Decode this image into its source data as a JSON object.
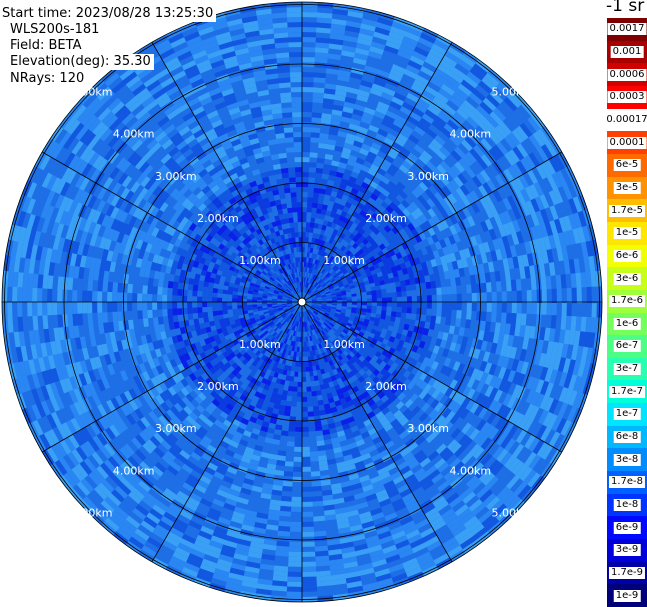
{
  "info": {
    "start_time": "Start time: 2023/08/28 13:25:30",
    "instrument": "WLS200s-181",
    "field": "Field: BETA",
    "elevation": "Elevation(deg): 35.30",
    "nrays": "NRays: 120"
  },
  "colorbar": {
    "unit": "-1 sr",
    "segments": [
      {
        "label": "0.0017",
        "color": "#7f0000"
      },
      {
        "label": "0.001",
        "color": "#a80000"
      },
      {
        "label": "0.0006",
        "color": "#d00000"
      },
      {
        "label": "0.0003",
        "color": "#ff0000"
      },
      {
        "label": "0.00017",
        "color": "#ffffff"
      },
      {
        "label": "0.0001",
        "color": "#ff4000"
      },
      {
        "label": "6e-5",
        "color": "#ff6a00"
      },
      {
        "label": "3e-5",
        "color": "#ff9200"
      },
      {
        "label": "1.7e-5",
        "color": "#ffbd00"
      },
      {
        "label": "1e-5",
        "color": "#ffe600"
      },
      {
        "label": "6e-6",
        "color": "#f2ff00"
      },
      {
        "label": "3e-6",
        "color": "#c8ff1a"
      },
      {
        "label": "1.7e-6",
        "color": "#9eff3b"
      },
      {
        "label": "1e-6",
        "color": "#75ff5c"
      },
      {
        "label": "6e-7",
        "color": "#4cff84"
      },
      {
        "label": "3e-7",
        "color": "#28ffb0"
      },
      {
        "label": "1.7e-7",
        "color": "#00ffd8"
      },
      {
        "label": "1e-7",
        "color": "#00e4ff"
      },
      {
        "label": "6e-8",
        "color": "#00b8ff"
      },
      {
        "label": "3e-8",
        "color": "#008cff"
      },
      {
        "label": "1.7e-8",
        "color": "#0060ff"
      },
      {
        "label": "1e-8",
        "color": "#0034ff"
      },
      {
        "label": "6e-9",
        "color": "#0008ff"
      },
      {
        "label": "3e-9",
        "color": "#0000d8"
      },
      {
        "label": "1.7e-9",
        "color": "#0000a8"
      },
      {
        "label": "1e-9",
        "color": "#00007a"
      }
    ]
  },
  "range_rings": [
    {
      "km": 1,
      "label": "1.00km"
    },
    {
      "km": 2,
      "label": "2.00km"
    },
    {
      "km": 3,
      "label": "3.00km"
    },
    {
      "km": 4,
      "label": "4.00km"
    },
    {
      "km": 5,
      "label": "5.00km"
    }
  ],
  "palette": {
    "dominant": [
      "#1e6fe6",
      "#2a86f2",
      "#1257e0",
      "#3aa0f5",
      "#0b3be0",
      "#0a20e8"
    ],
    "grid": "#000000",
    "label_text": "#ffffff"
  }
}
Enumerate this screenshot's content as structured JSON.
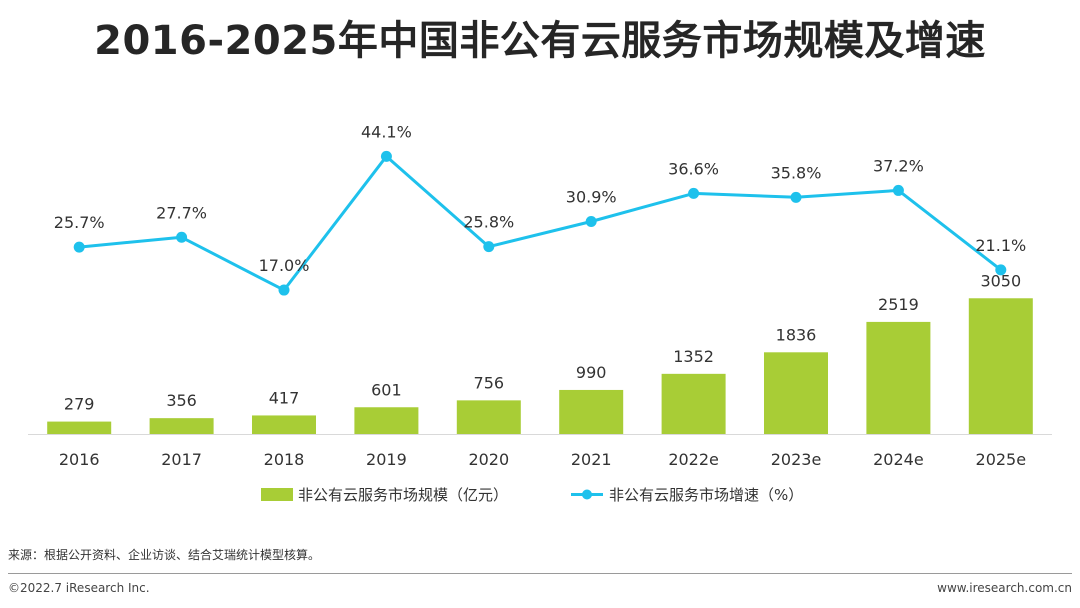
{
  "title": "2016-2025年中国非公有云服务市场规模及增速",
  "chart_data": {
    "type": "bar",
    "categories": [
      "2016",
      "2017",
      "2018",
      "2019",
      "2020",
      "2021",
      "2022e",
      "2023e",
      "2024e",
      "2025e"
    ],
    "series": [
      {
        "name": "非公有云服务市场规模（亿元）",
        "type": "bar",
        "color": "#a8cd36",
        "values": [
          279,
          356,
          417,
          601,
          756,
          990,
          1352,
          1836,
          2519,
          3050
        ],
        "labels": [
          "279",
          "356",
          "417",
          "601",
          "756",
          "990",
          "1352",
          "1836",
          "2519",
          "3050"
        ]
      },
      {
        "name": "非公有云服务市场增速（%）",
        "type": "line",
        "color": "#1ec1ec",
        "values": [
          25.7,
          27.7,
          17.0,
          44.1,
          25.8,
          30.9,
          36.6,
          35.8,
          37.2,
          21.1
        ],
        "labels": [
          "25.7%",
          "27.7%",
          "17.0%",
          "44.1%",
          "25.8%",
          "30.9%",
          "36.6%",
          "35.8%",
          "37.2%",
          "21.1%"
        ]
      }
    ],
    "legend_position": "bottom",
    "grid": false
  },
  "source": "来源：根据公开资料、企业访谈、结合艾瑞统计模型核算。",
  "footer": {
    "copyright": "©2022.7 iResearch Inc.",
    "website": "www.iresearch.com.cn"
  }
}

════

→ WRITTEN PROBLEM: Search the preceding listing for "this" and extract every line where it is found.

→ FINAL RESULT:
Decode this image into its source data as a JSON object.
Enumerate this screenshot's content as structured JSON.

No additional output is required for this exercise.